→ **Excerpt**
EXHIBIT 10.4.4
AMENDMENT TO TERM LOAN AGREEMENT
This Amendment to Term Loan Agreement ("Amendment") is made this Fourth day
of December, 1995 among QUAD SYSTEMS CORPORATION, a Delaware corporation (the
"Borrower"), CORESTATES BANK, N.A., a national banking association and UNITED
JERSEY BANK ("UJB"), a New Jersey state bank (individually a "Bank" and
collectively the "Banks") and CORESTATES BANK, N.A., as agent for the Banks
hereunder (in such capacity the "Agent").
WHEREAS, the Borrower and the Banks entered into a Term Loan Agreement
dated as of January 24, 1995 (the "Agreement");
WHEREAS, the Borrower and the Banks desire to amend certain provisions of
the Agreement.
NOW THEREFORE, intending to be legally bound hereby, the parties hereto
agree as follows:
1. All capitalized words used herein shall have the meaning ascribed
to them in the Agreement unless such terms are defined herein in which case
they shall have the meaning ascribed to them herein.
2. The Agreement is hereby amended by adding the definition of
"Capital Leases" under Section 1.01 to read as follows:
"`Capital Leases' means all leases which have been or should be
capitalized on the books of the lessee in accordance with GAAP".
3. The Agreement is hereby amended by adding the definition of
"Domestic Subsidiaries" under Section 1.01 to read as follows:
"`Domestic Subsidiaries' means all Subsidiaries of the Borrower,
all Subsidiaries of the Borrower's Subsidiaries, and all Subsidiaries
of the Subsidiaries of the Borrower's Subsidiaries organized and
existing under the laws of a state of the United States of America."

→ **Written request 1**
Please sum up the loan amendment in two sentences.
→ **Written request 2**
Extend the loan amendment beyond its final clause with further numbered provisions in the same style.

→ **Data excerpt**
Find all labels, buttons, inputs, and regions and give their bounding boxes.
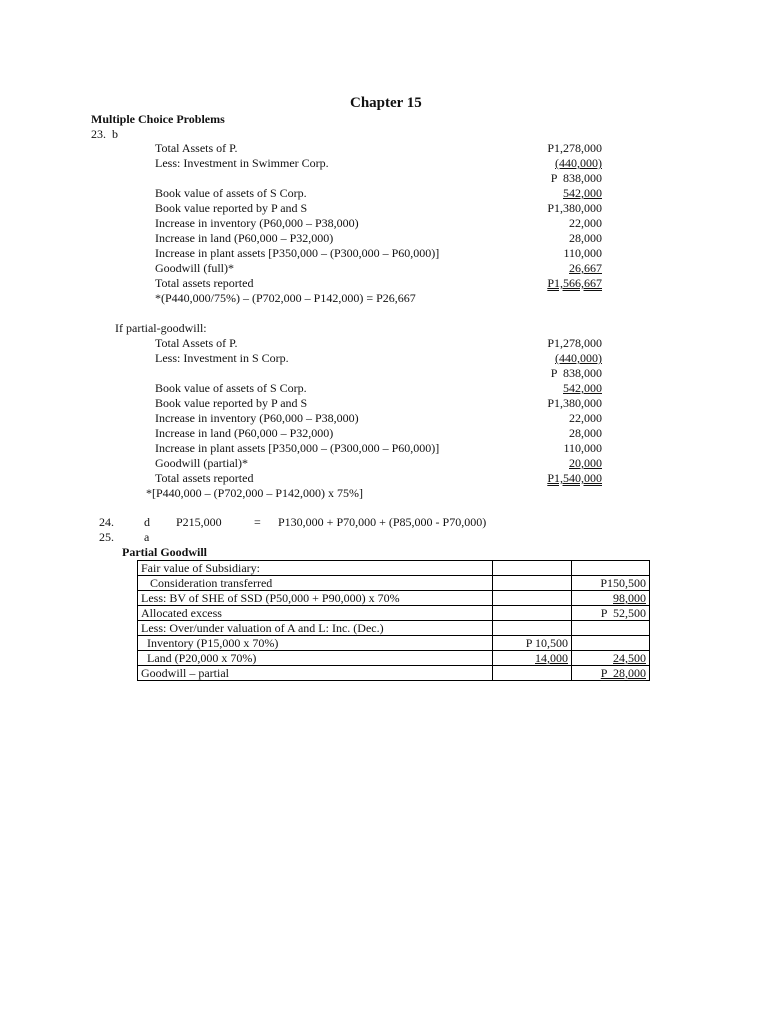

→ **Result 1**
Made on December 4, 1995, the amendment to the January 24, 1995 Term Loan Agreement is among Quad Systems Corporation as Borrower, CoreStates Bank, N.A. and United Jersey Bank as the Banks, and CoreStates Bank, N.A. as their Agent. It adds two definitions under Section 1.01: "Capital Leases," meaning leases that have been or should be capitalized on the lessee's books in accordance with GAAP, and "Domestic Subsidiaries," meaning the Subsidiaries of the Borrower and of its Subsidiaries that are organized and existing under the laws of a U.S. state.

→ **Result 2**
4. The Agreement is hereby amended by adding the definition of
"Foreign Subsidiaries" under Section 1.01 to read as follows:
"`Foreign Subsidiaries' means Quad Foreign Sales Corporation,
Quad Systems Holding Limited, SM Tech Limited and Quad Europe Limited
and any other Subsidiaries of Quad, Subsidiaries of the Borrower's
Subsidiaries and Subsidiaries of the Subsidiaries of the Borrower's
Subsidiaries organized under the laws of any country or subdivision
thereof other than the laws of the United States of America or any
state thereof."
5. The Agreement is hereby amended by adding the definition of
"Guarantor" under Section 1.01 to read as follows:
"`Guarantor(s)' means Hitech Finance Company, Trimark Investment
Corp. And Quad Leasing Corp."
6. The Agreement is hereby amended by adding the definition of
"Guaranty Agreement" to Section 1.01 to read as follows:
"`Guaranty Agreements' means the unconditional guarantee of each
Guarantor of the obligations of the Borrower to the Banks
substantially in the form of Exhibit B hereto".
7. The Agreement is amended by changing the definition of Loan
Document(s) under Section 1.01 to read in its entirety as follows:
"`Loan Document(s)' means this Agreement, the Notes, and the
Guaranty Agreements."
8. The Agreement is hereby amended by deleting the definition of
"Pledgor" under Section 1.01.
9. Clause (3) of Section 2.19 ("Prepayment Indemnification" ) is
hereby restated to correct two typographical errors.
"(3) Any payment or prepayment of the Term Loans (including a
Term Loan made pursuant to Section 2.22 hereof) on a date or in an
amount other than on the installment dates and in the amounts provided
for herein and in the Term Notes including but not limited to any
payment or prepayment pursuant to acceleration of said Loan by the
Banks under Section 8.01."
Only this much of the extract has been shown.